* _What the task asks_: Leave the pictures out, and retype all of the material exactly as written.

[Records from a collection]
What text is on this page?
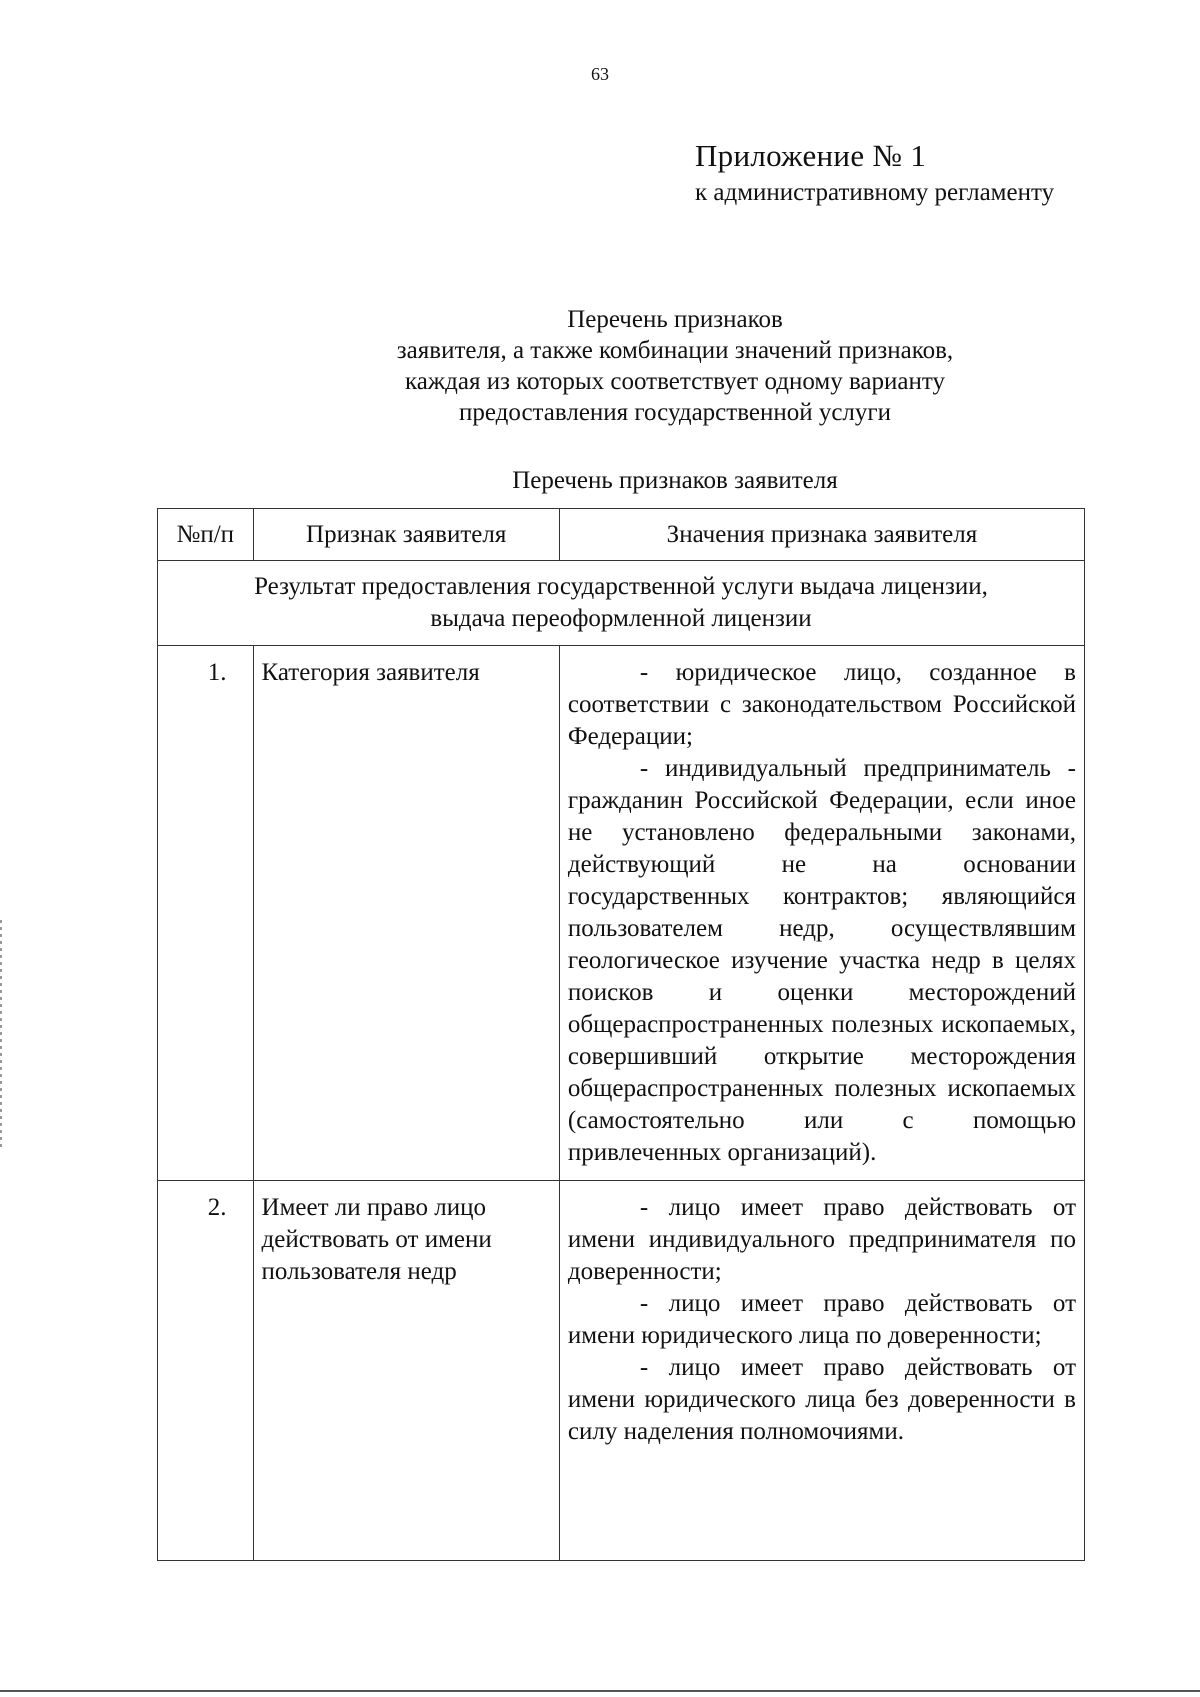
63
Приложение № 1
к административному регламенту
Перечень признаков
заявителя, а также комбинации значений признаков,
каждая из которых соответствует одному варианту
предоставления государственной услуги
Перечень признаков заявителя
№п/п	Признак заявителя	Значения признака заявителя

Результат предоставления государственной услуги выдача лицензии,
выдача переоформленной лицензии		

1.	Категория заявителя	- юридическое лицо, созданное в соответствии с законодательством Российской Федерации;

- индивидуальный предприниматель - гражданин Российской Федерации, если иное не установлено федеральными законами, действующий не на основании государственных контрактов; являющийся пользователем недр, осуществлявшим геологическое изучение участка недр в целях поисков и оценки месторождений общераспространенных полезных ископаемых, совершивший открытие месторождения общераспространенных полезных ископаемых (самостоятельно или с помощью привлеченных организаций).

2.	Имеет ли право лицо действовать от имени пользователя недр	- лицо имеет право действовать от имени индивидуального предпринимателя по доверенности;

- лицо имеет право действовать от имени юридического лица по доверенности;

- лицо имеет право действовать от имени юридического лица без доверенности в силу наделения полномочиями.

* _Task output_:
What text is on this page?
63
Приложение № 1
к административному регламенту
Перечень признаков
заявителя, а также комбинации значений признаков,
каждая из которых соответствует одному варианту
предоставления государственной услуги
Перечень признаков заявителя
№п/п	Признак заявителя	Значения признака заявителя

Результат предоставления государственной услуги выдача лицензии,
выдача переоформленной лицензии		

1.	Категория заявителя	- юридическое лицо, созданное в соответствии с законодательством Российской Федерации;

- индивидуальный предприниматель - гражданин Российской Федерации, если иное не установлено федеральными законами, действующий не на основании государственных контрактов; являющийся пользователем недр, осуществлявшим геологическое изучение участка недр в целях поисков и оценки месторождений общераспространенных полезных ископаемых, совершивший открытие месторождения общераспространенных полезных ископаемых (самостоятельно или с помощью привлеченных организаций).

2.	Имеет ли право лицо действовать от имени пользователя недр	- лицо имеет право действовать от имени индивидуального предпринимателя по доверенности;

- лицо имеет право действовать от имени юридического лица по доверенности;

- лицо имеет право действовать от имени юридического лица без доверенности в силу наделения полномочиями.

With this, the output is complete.